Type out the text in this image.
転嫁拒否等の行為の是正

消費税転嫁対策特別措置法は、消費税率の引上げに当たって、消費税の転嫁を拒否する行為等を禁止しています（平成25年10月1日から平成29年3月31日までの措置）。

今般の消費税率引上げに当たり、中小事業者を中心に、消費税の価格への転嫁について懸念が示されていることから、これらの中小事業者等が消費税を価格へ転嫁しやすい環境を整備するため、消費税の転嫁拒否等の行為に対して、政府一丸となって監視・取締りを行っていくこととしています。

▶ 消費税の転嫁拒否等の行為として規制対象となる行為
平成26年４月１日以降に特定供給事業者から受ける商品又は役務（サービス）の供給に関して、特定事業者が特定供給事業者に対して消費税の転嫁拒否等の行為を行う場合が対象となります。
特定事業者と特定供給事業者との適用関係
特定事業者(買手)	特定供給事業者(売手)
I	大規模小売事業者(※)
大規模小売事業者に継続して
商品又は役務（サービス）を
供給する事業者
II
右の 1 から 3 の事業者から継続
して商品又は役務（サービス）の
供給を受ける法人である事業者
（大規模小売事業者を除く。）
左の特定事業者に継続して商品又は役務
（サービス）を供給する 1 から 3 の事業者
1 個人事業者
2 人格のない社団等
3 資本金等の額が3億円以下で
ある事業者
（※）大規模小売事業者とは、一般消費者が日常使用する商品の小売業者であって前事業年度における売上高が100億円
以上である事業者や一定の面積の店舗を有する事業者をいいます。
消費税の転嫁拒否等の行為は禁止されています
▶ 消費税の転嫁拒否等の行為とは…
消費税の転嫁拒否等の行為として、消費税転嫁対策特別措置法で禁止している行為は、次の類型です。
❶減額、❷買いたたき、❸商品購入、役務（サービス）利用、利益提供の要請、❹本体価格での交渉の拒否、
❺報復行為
□ □ □
> **Given request**
Repeat every entry exactly, please.

> **Completed exercise**
Type out the text in this image.
転嫁拒否等の行為の是正

消費税転嫁対策特別措置法は、消費税率の引上げに当たって、消費税の転嫁を拒否する行為等を禁止しています（平成25年10月1日から平成29年3月31日までの措置）。

今般の消費税率引上げに当たり、中小事業者を中心に、消費税の価格への転嫁について懸念が示されていることから、これらの中小事業者等が消費税を価格へ転嫁しやすい環境を整備するため、消費税の転嫁拒否等の行為に対して、政府一丸となって監視・取締りを行っていくこととしています。

▶ 消費税の転嫁拒否等の行為として規制対象となる行為
平成26年４月１日以降に特定供給事業者から受ける商品又は役務（サービス）の供給に関して、特定事業者が特定供給事業者に対して消費税の転嫁拒否等の行為を行う場合が対象となります。
特定事業者と特定供給事業者との適用関係
特定事業者(買手)	特定供給事業者(売手)
I	大規模小売事業者(※)
大規模小売事業者に継続して
商品又は役務（サービス）を
供給する事業者
II
右の 1 から 3 の事業者から継続
して商品又は役務（サービス）の
供給を受ける法人である事業者
（大規模小売事業者を除く。）
左の特定事業者に継続して商品又は役務
（サービス）を供給する 1 から 3 の事業者
1 個人事業者
2 人格のない社団等
3 資本金等の額が3億円以下で
ある事業者
（※）大規模小売事業者とは、一般消費者が日常使用する商品の小売業者であって前事業年度における売上高が100億円
以上である事業者や一定の面積の店舗を有する事業者をいいます。
消費税の転嫁拒否等の行為は禁止されています
▶ 消費税の転嫁拒否等の行為とは…
消費税の転嫁拒否等の行為として、消費税転嫁対策特別措置法で禁止している行為は、次の類型です。
❶減額、❷買いたたき、❸商品購入、役務（サービス）利用、利益提供の要請、❹本体価格での交渉の拒否、
❺報復行為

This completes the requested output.